Set task: Please reproduce every record, keeping each one exactly as written.

>> BEGIN

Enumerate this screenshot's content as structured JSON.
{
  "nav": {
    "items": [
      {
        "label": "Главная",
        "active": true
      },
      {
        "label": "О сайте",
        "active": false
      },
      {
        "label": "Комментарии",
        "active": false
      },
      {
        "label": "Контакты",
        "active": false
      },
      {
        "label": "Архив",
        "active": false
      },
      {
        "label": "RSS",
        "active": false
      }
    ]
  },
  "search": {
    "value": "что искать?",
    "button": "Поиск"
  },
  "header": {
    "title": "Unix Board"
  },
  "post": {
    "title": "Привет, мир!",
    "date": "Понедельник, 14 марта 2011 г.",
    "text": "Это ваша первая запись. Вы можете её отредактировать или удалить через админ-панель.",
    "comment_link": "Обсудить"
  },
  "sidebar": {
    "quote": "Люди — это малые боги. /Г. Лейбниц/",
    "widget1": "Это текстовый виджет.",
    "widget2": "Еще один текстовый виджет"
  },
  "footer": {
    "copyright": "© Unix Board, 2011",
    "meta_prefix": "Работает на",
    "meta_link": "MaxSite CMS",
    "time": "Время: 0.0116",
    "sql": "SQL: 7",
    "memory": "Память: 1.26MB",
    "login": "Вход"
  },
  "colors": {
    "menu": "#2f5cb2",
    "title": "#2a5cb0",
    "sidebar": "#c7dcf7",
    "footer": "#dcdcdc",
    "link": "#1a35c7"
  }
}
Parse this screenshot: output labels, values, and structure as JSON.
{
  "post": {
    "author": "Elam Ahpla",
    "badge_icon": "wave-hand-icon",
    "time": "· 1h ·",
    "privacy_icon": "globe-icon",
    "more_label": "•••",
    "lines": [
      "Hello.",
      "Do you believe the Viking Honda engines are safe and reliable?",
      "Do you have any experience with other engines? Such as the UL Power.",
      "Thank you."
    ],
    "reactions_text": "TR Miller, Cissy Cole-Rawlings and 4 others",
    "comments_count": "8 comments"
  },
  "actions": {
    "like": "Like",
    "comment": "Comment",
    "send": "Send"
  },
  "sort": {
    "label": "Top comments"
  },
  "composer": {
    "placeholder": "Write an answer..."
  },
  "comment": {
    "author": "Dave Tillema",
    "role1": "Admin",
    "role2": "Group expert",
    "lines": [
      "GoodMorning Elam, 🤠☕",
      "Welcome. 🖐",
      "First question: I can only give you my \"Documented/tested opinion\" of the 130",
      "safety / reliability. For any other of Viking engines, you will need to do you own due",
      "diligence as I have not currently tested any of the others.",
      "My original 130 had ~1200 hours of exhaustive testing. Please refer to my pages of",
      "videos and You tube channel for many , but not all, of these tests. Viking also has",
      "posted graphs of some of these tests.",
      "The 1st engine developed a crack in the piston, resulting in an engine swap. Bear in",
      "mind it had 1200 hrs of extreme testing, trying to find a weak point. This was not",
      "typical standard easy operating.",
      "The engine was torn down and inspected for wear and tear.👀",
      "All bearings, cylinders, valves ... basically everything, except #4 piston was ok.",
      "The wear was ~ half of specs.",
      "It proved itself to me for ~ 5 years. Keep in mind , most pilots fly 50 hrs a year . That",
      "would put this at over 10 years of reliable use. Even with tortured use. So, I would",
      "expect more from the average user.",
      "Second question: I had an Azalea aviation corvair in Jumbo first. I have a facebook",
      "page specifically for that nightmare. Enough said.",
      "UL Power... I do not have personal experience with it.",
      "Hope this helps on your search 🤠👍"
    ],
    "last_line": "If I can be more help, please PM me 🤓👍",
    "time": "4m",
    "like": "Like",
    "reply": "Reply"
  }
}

>> END

Worked answer:
Enumerate this screenshot's content as structured JSON.
{
  "nav": {
    "items": [
      {
        "label": "Главная",
        "active": true
      },
      {
        "label": "О сайте",
        "active": false
      },
      {
        "label": "Комментарии",
        "active": false
      },
      {
        "label": "Контакты",
        "active": false
      },
      {
        "label": "Архив",
        "active": false
      },
      {
        "label": "RSS",
        "active": false
      }
    ]
  },
  "search": {
    "value": "что искать?",
    "button": "Поиск"
  },
  "header": {
    "title": "Unix Board"
  },
  "post": {
    "title": "Привет, мир!",
    "date": "Понедельник, 14 марта 2011 г.",
    "text": "Это ваша первая запись. Вы можете её отредактировать или удалить через админ-панель.",
    "comment_link": "Обсудить"
  },
  "sidebar": {
    "quote": "Люди — это малые боги. /Г. Лейбниц/",
    "widget1": "Это текстовый виджет.",
    "widget2": "Еще один текстовый виджет"
  },
  "footer": {
    "copyright": "© Unix Board, 2011",
    "meta_prefix": "Работает на",
    "meta_link": "MaxSite CMS",
    "time": "Время: 0.0116",
    "sql": "SQL: 7",
    "memory": "Память: 1.26MB",
    "login": "Вход"
  },
  "colors": {
    "menu": "#2f5cb2",
    "title": "#2a5cb0",
    "sidebar": "#c7dcf7",
    "footer": "#dcdcdc",
    "link": "#1a35c7"
  }
}
Parse this screenshot: output labels, values, and structure as JSON.
{
  "post": {
    "author": "Elam Ahpla",
    "badge_icon": "wave-hand-icon",
    "time": "· 1h ·",
    "privacy_icon": "globe-icon",
    "more_label": "•••",
    "lines": [
      "Hello.",
      "Do you believe the Viking Honda engines are safe and reliable?",
      "Do you have any experience with other engines? Such as the UL Power.",
      "Thank you."
    ],
    "reactions_text": "TR Miller, Cissy Cole-Rawlings and 4 others",
    "comments_count": "8 comments"
  },
  "actions": {
    "like": "Like",
    "comment": "Comment",
    "send": "Send"
  },
  "sort": {
    "label": "Top comments"
  },
  "composer": {
    "placeholder": "Write an answer..."
  },
  "comment": {
    "author": "Dave Tillema",
    "role1": "Admin",
    "role2": "Group expert",
    "lines": [
      "GoodMorning Elam, 🤠☕",
      "Welcome. 🖐",
      "First question: I can only give you my \"Documented/tested opinion\" of the 130",
      "safety / reliability. For any other of Viking engines, you will need to do you own due",
      "diligence as I have not currently tested any of the others.",
      "My original 130 had ~1200 hours of exhaustive testing. Please refer to my pages of",
      "videos and You tube channel for many , but not all, of these tests. Viking also has",
      "posted graphs of some of these tests.",
      "The 1st engine developed a crack in the piston, resulting in an engine swap. Bear in",
      "mind it had 1200 hrs of extreme testing, trying to find a weak point. This was not",
      "typical standard easy operating.",
      "The engine was torn down and inspected for wear and tear.👀",
      "All bearings, cylinders, valves ... basically everything, except #4 piston was ok.",
      "The wear was ~ half of specs.",
      "It proved itself to me for ~ 5 years. Keep in mind , most pilots fly 50 hrs a year . That",
      "would put this at over 10 years of reliable use. Even with tortured use. So, I would",
      "expect more from the average user.",
      "Second question: I had an Azalea aviation corvair in Jumbo first. I have a facebook",
      "page specifically for that nightmare. Enough said.",
      "UL Power... I do not have personal experience with it.",
      "Hope this helps on your search 🤠👍"
    ],
    "last_line": "If I can be more help, please PM me 🤓👍",
    "time": "4m",
    "like": "Like",
    "reply": "Reply"
  }
}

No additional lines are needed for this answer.